Dataset extract:

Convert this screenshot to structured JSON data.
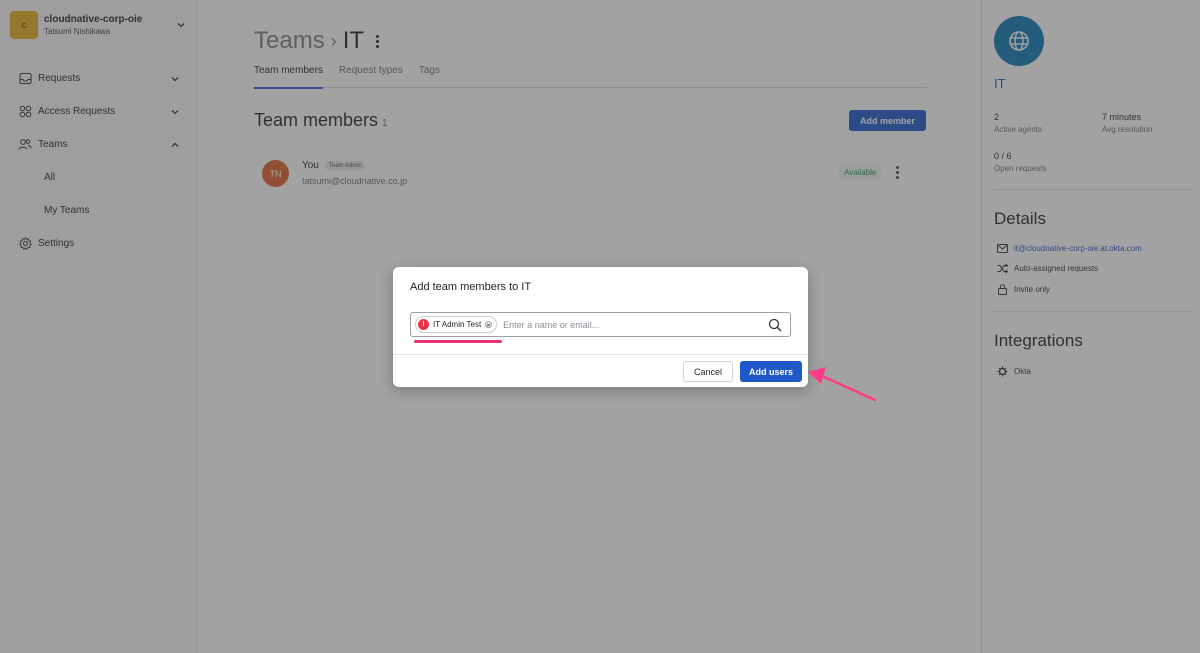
{
  "workspace": {
    "initial": "c",
    "name": "cloudnative-corp-oie",
    "user": "Tatsumi Nishikawa",
    "logo_color": "#e8b023"
  },
  "sidebar": {
    "items": [
      {
        "label": "Requests",
        "icon": "inbox-icon"
      },
      {
        "label": "Access Requests",
        "icon": "grid-icon"
      },
      {
        "label": "Teams",
        "icon": "people-icon"
      },
      {
        "label": "All"
      },
      {
        "label": "My Teams"
      },
      {
        "label": "Settings",
        "icon": "gear-icon"
      }
    ]
  },
  "header": {
    "breadcrumb_root": "Teams",
    "separator": "›",
    "team": "IT"
  },
  "tabs": [
    {
      "label": "Team members",
      "active": true
    },
    {
      "label": "Request types"
    },
    {
      "label": "Tags"
    }
  ],
  "members_section": {
    "title": "Team members",
    "count": "1",
    "add_button": "Add member"
  },
  "members": [
    {
      "initials": "TN",
      "name": "You",
      "role": "Team Admin",
      "email": "tatsumi@cloudnative.co.jp",
      "status": "Available",
      "avatar_color": "#e3612e"
    }
  ],
  "right_panel": {
    "team_name": "IT",
    "team_icon": "globe-icon",
    "stats": [
      {
        "value": "2",
        "caption": "Active agents"
      },
      {
        "value": "7 minutes",
        "caption": "Avg resolution"
      },
      {
        "value": "0 / 6",
        "caption": "Open requests"
      }
    ],
    "details_title": "Details",
    "details": [
      {
        "icon": "mail-icon",
        "text": "it@cloudnative-corp-oie.at.okta.com"
      },
      {
        "icon": "shuffle-icon",
        "text": "Auto-assigned requests"
      },
      {
        "icon": "lock-icon",
        "text": "Invite only"
      }
    ],
    "integrations_title": "Integrations",
    "integrations": [
      {
        "icon": "okta-icon",
        "text": "Okta"
      }
    ]
  },
  "modal": {
    "title": "Add team members to IT",
    "chip": {
      "label": "IT Admin Test",
      "icon": "!"
    },
    "input_placeholder": "Enter a name or email...",
    "cancel": "Cancel",
    "submit": "Add users"
  },
  "colors": {
    "primary": "#1f58c9",
    "accent": "#e8336c",
    "team_icon": "#0f7ab4"
  }
}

Given instruction: Filter lines by "caption" and return each hit.

Answer to the exercise:
        "caption": "Active agents"
        "caption": "Avg resolution"
        "caption": "Open requests"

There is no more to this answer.